» DIRECTIONS FOR THIS TASK:
Transcribe the data that follows precisely, omitting nothing.

» MATERIAL FOR THIS EXERCISE:
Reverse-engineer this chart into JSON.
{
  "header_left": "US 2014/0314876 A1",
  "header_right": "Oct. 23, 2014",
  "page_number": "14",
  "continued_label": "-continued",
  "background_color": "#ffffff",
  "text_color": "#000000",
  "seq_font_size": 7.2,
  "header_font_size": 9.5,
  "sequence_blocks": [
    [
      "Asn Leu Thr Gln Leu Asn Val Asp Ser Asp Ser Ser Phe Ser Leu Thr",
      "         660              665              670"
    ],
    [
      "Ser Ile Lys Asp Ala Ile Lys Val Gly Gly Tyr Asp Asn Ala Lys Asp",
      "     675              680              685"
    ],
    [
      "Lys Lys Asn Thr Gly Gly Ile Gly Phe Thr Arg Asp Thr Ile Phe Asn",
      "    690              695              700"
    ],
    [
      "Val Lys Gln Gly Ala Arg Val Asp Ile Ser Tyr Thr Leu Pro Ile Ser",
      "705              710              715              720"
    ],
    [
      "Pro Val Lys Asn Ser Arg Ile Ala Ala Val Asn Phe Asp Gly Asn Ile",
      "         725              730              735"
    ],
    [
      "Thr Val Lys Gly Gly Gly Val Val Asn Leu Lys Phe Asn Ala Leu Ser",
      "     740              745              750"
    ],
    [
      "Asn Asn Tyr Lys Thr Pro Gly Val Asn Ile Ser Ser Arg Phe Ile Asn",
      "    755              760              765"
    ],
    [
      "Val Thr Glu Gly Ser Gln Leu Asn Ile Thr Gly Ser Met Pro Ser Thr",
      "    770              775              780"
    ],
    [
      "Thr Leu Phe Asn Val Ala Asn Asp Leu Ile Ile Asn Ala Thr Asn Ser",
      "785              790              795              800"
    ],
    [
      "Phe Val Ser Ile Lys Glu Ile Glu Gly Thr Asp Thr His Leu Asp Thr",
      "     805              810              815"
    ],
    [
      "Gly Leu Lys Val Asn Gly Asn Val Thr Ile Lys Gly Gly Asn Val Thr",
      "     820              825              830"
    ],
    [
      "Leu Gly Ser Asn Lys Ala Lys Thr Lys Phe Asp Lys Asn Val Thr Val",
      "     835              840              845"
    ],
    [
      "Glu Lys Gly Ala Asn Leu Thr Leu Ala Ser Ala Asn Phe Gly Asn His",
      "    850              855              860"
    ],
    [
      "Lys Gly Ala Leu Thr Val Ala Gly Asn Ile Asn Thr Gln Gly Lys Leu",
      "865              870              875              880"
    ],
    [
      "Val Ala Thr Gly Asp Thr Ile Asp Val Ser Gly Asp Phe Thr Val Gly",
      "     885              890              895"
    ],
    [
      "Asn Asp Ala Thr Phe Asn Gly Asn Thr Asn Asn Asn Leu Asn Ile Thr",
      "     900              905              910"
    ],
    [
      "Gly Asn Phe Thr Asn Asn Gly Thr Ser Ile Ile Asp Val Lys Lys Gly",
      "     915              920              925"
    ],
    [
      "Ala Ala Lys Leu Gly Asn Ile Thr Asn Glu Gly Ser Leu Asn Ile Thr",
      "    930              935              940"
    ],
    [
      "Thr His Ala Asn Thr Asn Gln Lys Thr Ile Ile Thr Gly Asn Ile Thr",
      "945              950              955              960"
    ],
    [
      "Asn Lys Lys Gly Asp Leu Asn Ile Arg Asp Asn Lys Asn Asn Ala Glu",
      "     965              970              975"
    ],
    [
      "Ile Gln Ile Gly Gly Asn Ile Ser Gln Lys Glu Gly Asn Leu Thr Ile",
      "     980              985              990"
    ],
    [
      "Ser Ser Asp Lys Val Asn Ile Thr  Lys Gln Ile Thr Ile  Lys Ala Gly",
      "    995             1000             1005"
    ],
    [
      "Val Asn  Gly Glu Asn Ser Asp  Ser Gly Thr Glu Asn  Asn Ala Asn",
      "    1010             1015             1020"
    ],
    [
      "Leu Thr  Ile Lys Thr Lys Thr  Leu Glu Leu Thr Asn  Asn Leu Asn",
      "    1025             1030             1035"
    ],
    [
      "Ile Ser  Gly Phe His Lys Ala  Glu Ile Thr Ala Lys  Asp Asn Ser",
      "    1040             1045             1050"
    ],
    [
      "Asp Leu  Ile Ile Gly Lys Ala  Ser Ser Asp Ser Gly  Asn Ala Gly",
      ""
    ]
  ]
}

» SOLUTION TO THIS TASK:
Reverse-engineer this chart into JSON.
{
  "header_left": "US 2014/0314876 A1",
  "header_right": "Oct. 23, 2014",
  "page_number": "14",
  "continued_label": "-continued",
  "background_color": "#ffffff",
  "text_color": "#000000",
  "seq_font_size": 7.2,
  "header_font_size": 9.5,
  "sequence_blocks": [
    [
      "Asn Leu Thr Gln Leu Asn Val Asp Ser Asp Ser Ser Phe Ser Leu Thr",
      "         660              665              670"
    ],
    [
      "Ser Ile Lys Asp Ala Ile Lys Val Gly Gly Tyr Asp Asn Ala Lys Asp",
      "     675              680              685"
    ],
    [
      "Lys Lys Asn Thr Gly Gly Ile Gly Phe Thr Arg Asp Thr Ile Phe Asn",
      "    690              695              700"
    ],
    [
      "Val Lys Gln Gly Ala Arg Val Asp Ile Ser Tyr Thr Leu Pro Ile Ser",
      "705              710              715              720"
    ],
    [
      "Pro Val Lys Asn Ser Arg Ile Ala Ala Val Asn Phe Asp Gly Asn Ile",
      "         725              730              735"
    ],
    [
      "Thr Val Lys Gly Gly Gly Val Val Asn Leu Lys Phe Asn Ala Leu Ser",
      "     740              745              750"
    ],
    [
      "Asn Asn Tyr Lys Thr Pro Gly Val Asn Ile Ser Ser Arg Phe Ile Asn",
      "    755              760              765"
    ],
    [
      "Val Thr Glu Gly Ser Gln Leu Asn Ile Thr Gly Ser Met Pro Ser Thr",
      "    770              775              780"
    ],
    [
      "Thr Leu Phe Asn Val Ala Asn Asp Leu Ile Ile Asn Ala Thr Asn Ser",
      "785              790              795              800"
    ],
    [
      "Phe Val Ser Ile Lys Glu Ile Glu Gly Thr Asp Thr His Leu Asp Thr",
      "     805              810              815"
    ],
    [
      "Gly Leu Lys Val Asn Gly Asn Val Thr Ile Lys Gly Gly Asn Val Thr",
      "     820              825              830"
    ],
    [
      "Leu Gly Ser Asn Lys Ala Lys Thr Lys Phe Asp Lys Asn Val Thr Val",
      "     835              840              845"
    ],
    [
      "Glu Lys Gly Ala Asn Leu Thr Leu Ala Ser Ala Asn Phe Gly Asn His",
      "    850              855              860"
    ],
    [
      "Lys Gly Ala Leu Thr Val Ala Gly Asn Ile Asn Thr Gln Gly Lys Leu",
      "865              870              875              880"
    ],
    [
      "Val Ala Thr Gly Asp Thr Ile Asp Val Ser Gly Asp Phe Thr Val Gly",
      "     885              890              895"
    ],
    [
      "Asn Asp Ala Thr Phe Asn Gly Asn Thr Asn Asn Asn Leu Asn Ile Thr",
      "     900              905              910"
    ],
    [
      "Gly Asn Phe Thr Asn Asn Gly Thr Ser Ile Ile Asp Val Lys Lys Gly",
      "     915              920              925"
    ],
    [
      "Ala Ala Lys Leu Gly Asn Ile Thr Asn Glu Gly Ser Leu Asn Ile Thr",
      "    930              935              940"
    ],
    [
      "Thr His Ala Asn Thr Asn Gln Lys Thr Ile Ile Thr Gly Asn Ile Thr",
      "945              950              955              960"
    ],
    [
      "Asn Lys Lys Gly Asp Leu Asn Ile Arg Asp Asn Lys Asn Asn Ala Glu",
      "     965              970              975"
    ],
    [
      "Ile Gln Ile Gly Gly Asn Ile Ser Gln Lys Glu Gly Asn Leu Thr Ile",
      "     980              985              990"
    ],
    [
      "Ser Ser Asp Lys Val Asn Ile Thr  Lys Gln Ile Thr Ile  Lys Ala Gly",
      "    995             1000             1005"
    ],
    [
      "Val Asn  Gly Glu Asn Ser Asp  Ser Gly Thr Glu Asn  Asn Ala Asn",
      "    1010             1015             1020"
    ],
    [
      "Leu Thr  Ile Lys Thr Lys Thr  Leu Glu Leu Thr Asn  Asn Leu Asn",
      "    1025             1030             1035"
    ],
    [
      "Ile Ser  Gly Phe His Lys Ala  Glu Ile Thr Ala Lys  Asp Asn Ser",
      "    1040             1045             1050"
    ],
    [
      "Asp Leu  Ile Ile Gly Lys Ala  Ser Ser Asp Ser Gly  Asn Ala Gly",
      ""
    ]
  ]
}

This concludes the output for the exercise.